● **Stated goal**
Give a verbatim quotation of every record.

● **Data entries**
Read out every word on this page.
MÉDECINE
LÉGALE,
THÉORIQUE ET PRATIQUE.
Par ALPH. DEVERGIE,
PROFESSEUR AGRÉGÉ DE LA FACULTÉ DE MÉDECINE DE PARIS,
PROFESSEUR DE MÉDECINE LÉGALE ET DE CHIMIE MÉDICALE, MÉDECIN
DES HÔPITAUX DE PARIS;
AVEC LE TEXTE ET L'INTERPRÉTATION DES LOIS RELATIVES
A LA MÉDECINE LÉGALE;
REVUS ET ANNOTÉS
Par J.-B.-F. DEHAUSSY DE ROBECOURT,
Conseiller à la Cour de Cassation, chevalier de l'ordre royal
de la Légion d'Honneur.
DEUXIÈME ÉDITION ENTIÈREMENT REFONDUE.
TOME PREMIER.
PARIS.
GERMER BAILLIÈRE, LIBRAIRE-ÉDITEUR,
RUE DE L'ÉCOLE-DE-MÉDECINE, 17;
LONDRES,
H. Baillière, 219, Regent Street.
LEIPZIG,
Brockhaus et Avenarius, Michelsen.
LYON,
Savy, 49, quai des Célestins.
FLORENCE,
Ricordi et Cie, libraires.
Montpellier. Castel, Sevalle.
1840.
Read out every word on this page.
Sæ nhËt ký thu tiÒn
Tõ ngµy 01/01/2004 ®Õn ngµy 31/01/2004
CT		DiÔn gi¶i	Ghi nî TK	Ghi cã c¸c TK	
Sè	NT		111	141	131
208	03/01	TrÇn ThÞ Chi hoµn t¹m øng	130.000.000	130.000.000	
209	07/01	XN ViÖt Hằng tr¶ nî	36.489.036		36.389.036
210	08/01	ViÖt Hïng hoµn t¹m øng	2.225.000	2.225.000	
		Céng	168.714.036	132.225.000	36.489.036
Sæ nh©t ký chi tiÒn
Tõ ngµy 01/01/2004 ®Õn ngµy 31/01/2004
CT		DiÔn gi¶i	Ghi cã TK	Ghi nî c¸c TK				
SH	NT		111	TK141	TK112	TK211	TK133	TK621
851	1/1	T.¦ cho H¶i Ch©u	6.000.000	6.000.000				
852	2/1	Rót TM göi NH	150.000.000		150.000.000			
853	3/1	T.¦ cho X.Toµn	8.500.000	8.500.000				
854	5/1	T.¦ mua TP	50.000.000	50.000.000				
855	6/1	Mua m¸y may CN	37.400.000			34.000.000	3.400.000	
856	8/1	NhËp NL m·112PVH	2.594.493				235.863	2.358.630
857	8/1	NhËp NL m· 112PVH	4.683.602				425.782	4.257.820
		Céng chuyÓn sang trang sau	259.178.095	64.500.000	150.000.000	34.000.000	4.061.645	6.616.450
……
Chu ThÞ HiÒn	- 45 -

● **Result of this exercise**
Read out every word on this page.
MÉDECINE
LÉGALE,
THÉORIQUE ET PRATIQUE.
Par ALPH. DEVERGIE,
PROFESSEUR AGRÉGÉ DE LA FACULTÉ DE MÉDECINE DE PARIS,
PROFESSEUR DE MÉDECINE LÉGALE ET DE CHIMIE MÉDICALE, MÉDECIN
DES HÔPITAUX DE PARIS;
AVEC LE TEXTE ET L'INTERPRÉTATION DES LOIS RELATIVES
A LA MÉDECINE LÉGALE;
REVUS ET ANNOTÉS
Par J.-B.-F. DEHAUSSY DE ROBECOURT,
Conseiller à la Cour de Cassation, chevalier de l'ordre royal
de la Légion d'Honneur.
DEUXIÈME ÉDITION ENTIÈREMENT REFONDUE.
TOME PREMIER.
PARIS.
GERMER BAILLIÈRE, LIBRAIRE-ÉDITEUR,
RUE DE L'ÉCOLE-DE-MÉDECINE, 17;
LONDRES,
H. Baillière, 219, Regent Street.
LEIPZIG,
Brockhaus et Avenarius, Michelsen.
LYON,
Savy, 49, quai des Célestins.
FLORENCE,
Ricordi et Cie, libraires.
Montpellier. Castel, Sevalle.
1840.
Read out every word on this page.
Sæ nhËt ký thu tiÒn
Tõ ngµy 01/01/2004 ®Õn ngµy 31/01/2004
CT		DiÔn gi¶i	Ghi nî TK	Ghi cã c¸c TK	
Sè	NT		111	141	131
208	03/01	TrÇn ThÞ Chi hoµn t¹m øng	130.000.000	130.000.000	
209	07/01	XN ViÖt Hằng tr¶ nî	36.489.036		36.389.036
210	08/01	ViÖt Hïng hoµn t¹m øng	2.225.000	2.225.000	
		Céng	168.714.036	132.225.000	36.489.036
Sæ nh©t ký chi tiÒn
Tõ ngµy 01/01/2004 ®Õn ngµy 31/01/2004
CT		DiÔn gi¶i	Ghi cã TK	Ghi nî c¸c TK				
SH	NT		111	TK141	TK112	TK211	TK133	TK621
851	1/1	T.¦ cho H¶i Ch©u	6.000.000	6.000.000				
852	2/1	Rót TM göi NH	150.000.000		150.000.000			
853	3/1	T.¦ cho X.Toµn	8.500.000	8.500.000				
854	5/1	T.¦ mua TP	50.000.000	50.000.000				
855	6/1	Mua m¸y may CN	37.400.000			34.000.000	3.400.000	
856	8/1	NhËp NL m·112PVH	2.594.493				235.863	2.358.630
857	8/1	NhËp NL m· 112PVH	4.683.602				425.782	4.257.820
		Céng chuyÓn sang trang sau	259.178.095	64.500.000	150.000.000	34.000.000	4.061.645	6.616.450
……
Chu ThÞ HiÒn	- 45 -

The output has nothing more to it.